◆ The problem: Write the data below out exactly as it stands. Do not include the pictures.

◆ Source data:
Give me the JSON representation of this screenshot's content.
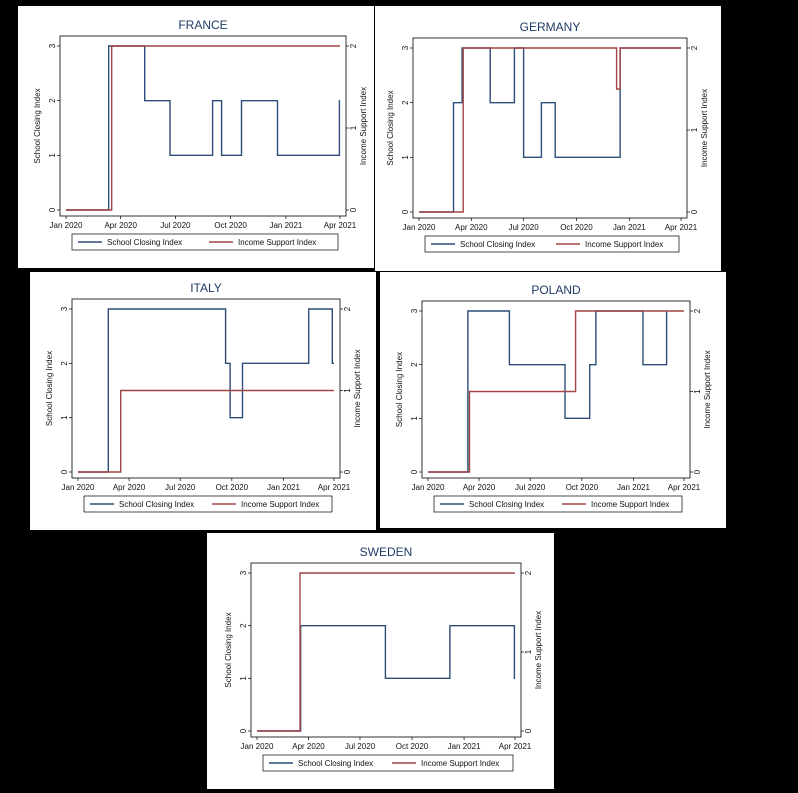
{
  "legend": {
    "school": "School Closing Index",
    "income": "Income Support Index"
  },
  "axes": {
    "left_label": "School Closing Index",
    "right_label": "Income Support Index",
    "x_ticks": [
      {
        "label": "Jan 2020",
        "date": "2020-01-01"
      },
      {
        "label": "Apr 2020",
        "date": "2020-04-01"
      },
      {
        "label": "Jul 2020",
        "date": "2020-07-01"
      },
      {
        "label": "Oct 2020",
        "date": "2020-10-01"
      },
      {
        "label": "Jan 2021",
        "date": "2021-01-01"
      },
      {
        "label": "Apr 2021",
        "date": "2021-04-01"
      }
    ],
    "left_ticks": [
      "0",
      "1",
      "2",
      "3"
    ],
    "right_ticks": [
      "0",
      "1",
      "2"
    ]
  },
  "colors": {
    "school": "#2d4d7a",
    "income": "#a44545"
  },
  "chart_data": [
    {
      "type": "line",
      "title": "FRANCE",
      "xlim": [
        "2020-01-01",
        "2021-04-01"
      ],
      "ylim_left": [
        0,
        3
      ],
      "ylim_right": [
        0,
        2
      ],
      "series": [
        {
          "name": "School Closing Index",
          "axis": "left",
          "points": [
            [
              "2020-01-01",
              0
            ],
            [
              "2020-03-12",
              0
            ],
            [
              "2020-03-12",
              3
            ],
            [
              "2020-05-11",
              3
            ],
            [
              "2020-05-11",
              2
            ],
            [
              "2020-06-22",
              2
            ],
            [
              "2020-06-22",
              1
            ],
            [
              "2020-09-01",
              1
            ],
            [
              "2020-09-01",
              2
            ],
            [
              "2020-09-16",
              2
            ],
            [
              "2020-09-16",
              1
            ],
            [
              "2020-10-19",
              1
            ],
            [
              "2020-10-19",
              2
            ],
            [
              "2020-12-18",
              2
            ],
            [
              "2020-12-18",
              1
            ],
            [
              "2021-03-31",
              1
            ],
            [
              "2021-03-31",
              2
            ],
            [
              "2021-04-01",
              2
            ]
          ]
        },
        {
          "name": "Income Support Index",
          "axis": "right",
          "points": [
            [
              "2020-01-01",
              0
            ],
            [
              "2020-03-17",
              0
            ],
            [
              "2020-03-17",
              2
            ],
            [
              "2021-04-01",
              2
            ]
          ]
        }
      ]
    },
    {
      "type": "line",
      "title": "GERMANY",
      "xlim": [
        "2020-01-01",
        "2021-04-01"
      ],
      "ylim_left": [
        0,
        3
      ],
      "ylim_right": [
        0,
        2
      ],
      "series": [
        {
          "name": "School Closing Index",
          "axis": "left",
          "points": [
            [
              "2020-01-01",
              0
            ],
            [
              "2020-03-01",
              0
            ],
            [
              "2020-03-01",
              2
            ],
            [
              "2020-03-16",
              2
            ],
            [
              "2020-03-16",
              3
            ],
            [
              "2020-05-04",
              3
            ],
            [
              "2020-05-04",
              2
            ],
            [
              "2020-06-15",
              2
            ],
            [
              "2020-06-15",
              3
            ],
            [
              "2020-07-01",
              3
            ],
            [
              "2020-07-01",
              1
            ],
            [
              "2020-08-01",
              1
            ],
            [
              "2020-08-01",
              2
            ],
            [
              "2020-08-25",
              2
            ],
            [
              "2020-08-25",
              1
            ],
            [
              "2020-12-16",
              1
            ],
            [
              "2020-12-16",
              3
            ],
            [
              "2021-04-01",
              3
            ]
          ]
        },
        {
          "name": "Income Support Index",
          "axis": "right",
          "points": [
            [
              "2020-01-01",
              0
            ],
            [
              "2020-03-18",
              0
            ],
            [
              "2020-03-18",
              2
            ],
            [
              "2020-12-10",
              2
            ],
            [
              "2020-12-10",
              1.5
            ],
            [
              "2020-12-16",
              1.5
            ],
            [
              "2020-12-16",
              2
            ],
            [
              "2021-04-01",
              2
            ]
          ]
        }
      ]
    },
    {
      "type": "line",
      "title": "ITALY",
      "xlim": [
        "2020-01-01",
        "2021-04-01"
      ],
      "ylim_left": [
        0,
        3
      ],
      "ylim_right": [
        0,
        2
      ],
      "series": [
        {
          "name": "School Closing Index",
          "axis": "left",
          "points": [
            [
              "2020-01-01",
              0
            ],
            [
              "2020-02-24",
              0
            ],
            [
              "2020-02-24",
              3
            ],
            [
              "2020-09-20",
              3
            ],
            [
              "2020-09-20",
              2
            ],
            [
              "2020-09-28",
              2
            ],
            [
              "2020-09-28",
              1
            ],
            [
              "2020-10-20",
              1
            ],
            [
              "2020-10-20",
              2
            ],
            [
              "2021-02-15",
              2
            ],
            [
              "2021-02-15",
              3
            ],
            [
              "2021-03-29",
              3
            ],
            [
              "2021-03-29",
              2
            ],
            [
              "2021-04-01",
              2
            ]
          ]
        },
        {
          "name": "Income Support Index",
          "axis": "right",
          "points": [
            [
              "2020-01-01",
              0
            ],
            [
              "2020-03-17",
              0
            ],
            [
              "2020-03-17",
              1
            ],
            [
              "2021-04-01",
              1
            ]
          ]
        }
      ]
    },
    {
      "type": "line",
      "title": "POLAND",
      "xlim": [
        "2020-01-01",
        "2021-04-01"
      ],
      "ylim_left": [
        0,
        3
      ],
      "ylim_right": [
        0,
        2
      ],
      "series": [
        {
          "name": "School Closing Index",
          "axis": "left",
          "points": [
            [
              "2020-01-01",
              0
            ],
            [
              "2020-03-12",
              0
            ],
            [
              "2020-03-12",
              3
            ],
            [
              "2020-05-25",
              3
            ],
            [
              "2020-05-25",
              2
            ],
            [
              "2020-09-01",
              2
            ],
            [
              "2020-09-01",
              1
            ],
            [
              "2020-10-15",
              1
            ],
            [
              "2020-10-15",
              2
            ],
            [
              "2020-10-26",
              2
            ],
            [
              "2020-10-26",
              3
            ],
            [
              "2021-01-18",
              3
            ],
            [
              "2021-01-18",
              2
            ],
            [
              "2021-03-01",
              2
            ],
            [
              "2021-03-01",
              3
            ]
          ]
        },
        {
          "name": "Income Support Index",
          "axis": "right",
          "points": [
            [
              "2020-01-01",
              0
            ],
            [
              "2020-03-15",
              0
            ],
            [
              "2020-03-15",
              1
            ],
            [
              "2020-09-20",
              1
            ],
            [
              "2020-09-20",
              2
            ],
            [
              "2021-04-01",
              2
            ]
          ]
        }
      ]
    },
    {
      "type": "line",
      "title": "SWEDEN",
      "xlim": [
        "2020-01-01",
        "2021-04-01"
      ],
      "ylim_left": [
        0,
        3
      ],
      "ylim_right": [
        0,
        2
      ],
      "series": [
        {
          "name": "School Closing Index",
          "axis": "left",
          "points": [
            [
              "2020-01-01",
              0
            ],
            [
              "2020-03-18",
              0
            ],
            [
              "2020-03-18",
              2
            ],
            [
              "2020-08-15",
              2
            ],
            [
              "2020-08-15",
              1
            ],
            [
              "2020-12-07",
              1
            ],
            [
              "2020-12-07",
              2
            ],
            [
              "2021-03-31",
              2
            ],
            [
              "2021-03-31",
              1
            ],
            [
              "2021-04-01",
              1
            ]
          ]
        },
        {
          "name": "Income Support Index",
          "axis": "right",
          "points": [
            [
              "2020-01-01",
              0
            ],
            [
              "2020-03-17",
              0
            ],
            [
              "2020-03-17",
              2
            ],
            [
              "2021-04-01",
              2
            ]
          ]
        }
      ]
    }
  ]
}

◆ Answer for this exercise:
Give me the JSON representation of this screenshot's content.
{
  "legend": {
    "school": "School Closing Index",
    "income": "Income Support Index"
  },
  "axes": {
    "left_label": "School Closing Index",
    "right_label": "Income Support Index",
    "x_ticks": [
      {
        "label": "Jan 2020",
        "date": "2020-01-01"
      },
      {
        "label": "Apr 2020",
        "date": "2020-04-01"
      },
      {
        "label": "Jul 2020",
        "date": "2020-07-01"
      },
      {
        "label": "Oct 2020",
        "date": "2020-10-01"
      },
      {
        "label": "Jan 2021",
        "date": "2021-01-01"
      },
      {
        "label": "Apr 2021",
        "date": "2021-04-01"
      }
    ],
    "left_ticks": [
      "0",
      "1",
      "2",
      "3"
    ],
    "right_ticks": [
      "0",
      "1",
      "2"
    ]
  },
  "colors": {
    "school": "#2d4d7a",
    "income": "#a44545"
  },
  "chart_data": [
    {
      "type": "line",
      "title": "FRANCE",
      "xlim": [
        "2020-01-01",
        "2021-04-01"
      ],
      "ylim_left": [
        0,
        3
      ],
      "ylim_right": [
        0,
        2
      ],
      "series": [
        {
          "name": "School Closing Index",
          "axis": "left",
          "points": [
            [
              "2020-01-01",
              0
            ],
            [
              "2020-03-12",
              0
            ],
            [
              "2020-03-12",
              3
            ],
            [
              "2020-05-11",
              3
            ],
            [
              "2020-05-11",
              2
            ],
            [
              "2020-06-22",
              2
            ],
            [
              "2020-06-22",
              1
            ],
            [
              "2020-09-01",
              1
            ],
            [
              "2020-09-01",
              2
            ],
            [
              "2020-09-16",
              2
            ],
            [
              "2020-09-16",
              1
            ],
            [
              "2020-10-19",
              1
            ],
            [
              "2020-10-19",
              2
            ],
            [
              "2020-12-18",
              2
            ],
            [
              "2020-12-18",
              1
            ],
            [
              "2021-03-31",
              1
            ],
            [
              "2021-03-31",
              2
            ],
            [
              "2021-04-01",
              2
            ]
          ]
        },
        {
          "name": "Income Support Index",
          "axis": "right",
          "points": [
            [
              "2020-01-01",
              0
            ],
            [
              "2020-03-17",
              0
            ],
            [
              "2020-03-17",
              2
            ],
            [
              "2021-04-01",
              2
            ]
          ]
        }
      ]
    },
    {
      "type": "line",
      "title": "GERMANY",
      "xlim": [
        "2020-01-01",
        "2021-04-01"
      ],
      "ylim_left": [
        0,
        3
      ],
      "ylim_right": [
        0,
        2
      ],
      "series": [
        {
          "name": "School Closing Index",
          "axis": "left",
          "points": [
            [
              "2020-01-01",
              0
            ],
            [
              "2020-03-01",
              0
            ],
            [
              "2020-03-01",
              2
            ],
            [
              "2020-03-16",
              2
            ],
            [
              "2020-03-16",
              3
            ],
            [
              "2020-05-04",
              3
            ],
            [
              "2020-05-04",
              2
            ],
            [
              "2020-06-15",
              2
            ],
            [
              "2020-06-15",
              3
            ],
            [
              "2020-07-01",
              3
            ],
            [
              "2020-07-01",
              1
            ],
            [
              "2020-08-01",
              1
            ],
            [
              "2020-08-01",
              2
            ],
            [
              "2020-08-25",
              2
            ],
            [
              "2020-08-25",
              1
            ],
            [
              "2020-12-16",
              1
            ],
            [
              "2020-12-16",
              3
            ],
            [
              "2021-04-01",
              3
            ]
          ]
        },
        {
          "name": "Income Support Index",
          "axis": "right",
          "points": [
            [
              "2020-01-01",
              0
            ],
            [
              "2020-03-18",
              0
            ],
            [
              "2020-03-18",
              2
            ],
            [
              "2020-12-10",
              2
            ],
            [
              "2020-12-10",
              1.5
            ],
            [
              "2020-12-16",
              1.5
            ],
            [
              "2020-12-16",
              2
            ],
            [
              "2021-04-01",
              2
            ]
          ]
        }
      ]
    },
    {
      "type": "line",
      "title": "ITALY",
      "xlim": [
        "2020-01-01",
        "2021-04-01"
      ],
      "ylim_left": [
        0,
        3
      ],
      "ylim_right": [
        0,
        2
      ],
      "series": [
        {
          "name": "School Closing Index",
          "axis": "left",
          "points": [
            [
              "2020-01-01",
              0
            ],
            [
              "2020-02-24",
              0
            ],
            [
              "2020-02-24",
              3
            ],
            [
              "2020-09-20",
              3
            ],
            [
              "2020-09-20",
              2
            ],
            [
              "2020-09-28",
              2
            ],
            [
              "2020-09-28",
              1
            ],
            [
              "2020-10-20",
              1
            ],
            [
              "2020-10-20",
              2
            ],
            [
              "2021-02-15",
              2
            ],
            [
              "2021-02-15",
              3
            ],
            [
              "2021-03-29",
              3
            ],
            [
              "2021-03-29",
              2
            ],
            [
              "2021-04-01",
              2
            ]
          ]
        },
        {
          "name": "Income Support Index",
          "axis": "right",
          "points": [
            [
              "2020-01-01",
              0
            ],
            [
              "2020-03-17",
              0
            ],
            [
              "2020-03-17",
              1
            ],
            [
              "2021-04-01",
              1
            ]
          ]
        }
      ]
    },
    {
      "type": "line",
      "title": "POLAND",
      "xlim": [
        "2020-01-01",
        "2021-04-01"
      ],
      "ylim_left": [
        0,
        3
      ],
      "ylim_right": [
        0,
        2
      ],
      "series": [
        {
          "name": "School Closing Index",
          "axis": "left",
          "points": [
            [
              "2020-01-01",
              0
            ],
            [
              "2020-03-12",
              0
            ],
            [
              "2020-03-12",
              3
            ],
            [
              "2020-05-25",
              3
            ],
            [
              "2020-05-25",
              2
            ],
            [
              "2020-09-01",
              2
            ],
            [
              "2020-09-01",
              1
            ],
            [
              "2020-10-15",
              1
            ],
            [
              "2020-10-15",
              2
            ],
            [
              "2020-10-26",
              2
            ],
            [
              "2020-10-26",
              3
            ],
            [
              "2021-01-18",
              3
            ],
            [
              "2021-01-18",
              2
            ],
            [
              "2021-03-01",
              2
            ],
            [
              "2021-03-01",
              3
            ]
          ]
        },
        {
          "name": "Income Support Index",
          "axis": "right",
          "points": [
            [
              "2020-01-01",
              0
            ],
            [
              "2020-03-15",
              0
            ],
            [
              "2020-03-15",
              1
            ],
            [
              "2020-09-20",
              1
            ],
            [
              "2020-09-20",
              2
            ],
            [
              "2021-04-01",
              2
            ]
          ]
        }
      ]
    },
    {
      "type": "line",
      "title": "SWEDEN",
      "xlim": [
        "2020-01-01",
        "2021-04-01"
      ],
      "ylim_left": [
        0,
        3
      ],
      "ylim_right": [
        0,
        2
      ],
      "series": [
        {
          "name": "School Closing Index",
          "axis": "left",
          "points": [
            [
              "2020-01-01",
              0
            ],
            [
              "2020-03-18",
              0
            ],
            [
              "2020-03-18",
              2
            ],
            [
              "2020-08-15",
              2
            ],
            [
              "2020-08-15",
              1
            ],
            [
              "2020-12-07",
              1
            ],
            [
              "2020-12-07",
              2
            ],
            [
              "2021-03-31",
              2
            ],
            [
              "2021-03-31",
              1
            ],
            [
              "2021-04-01",
              1
            ]
          ]
        },
        {
          "name": "Income Support Index",
          "axis": "right",
          "points": [
            [
              "2020-01-01",
              0
            ],
            [
              "2020-03-17",
              0
            ],
            [
              "2020-03-17",
              2
            ],
            [
              "2021-04-01",
              2
            ]
          ]
        }
      ]
    }
  ]
}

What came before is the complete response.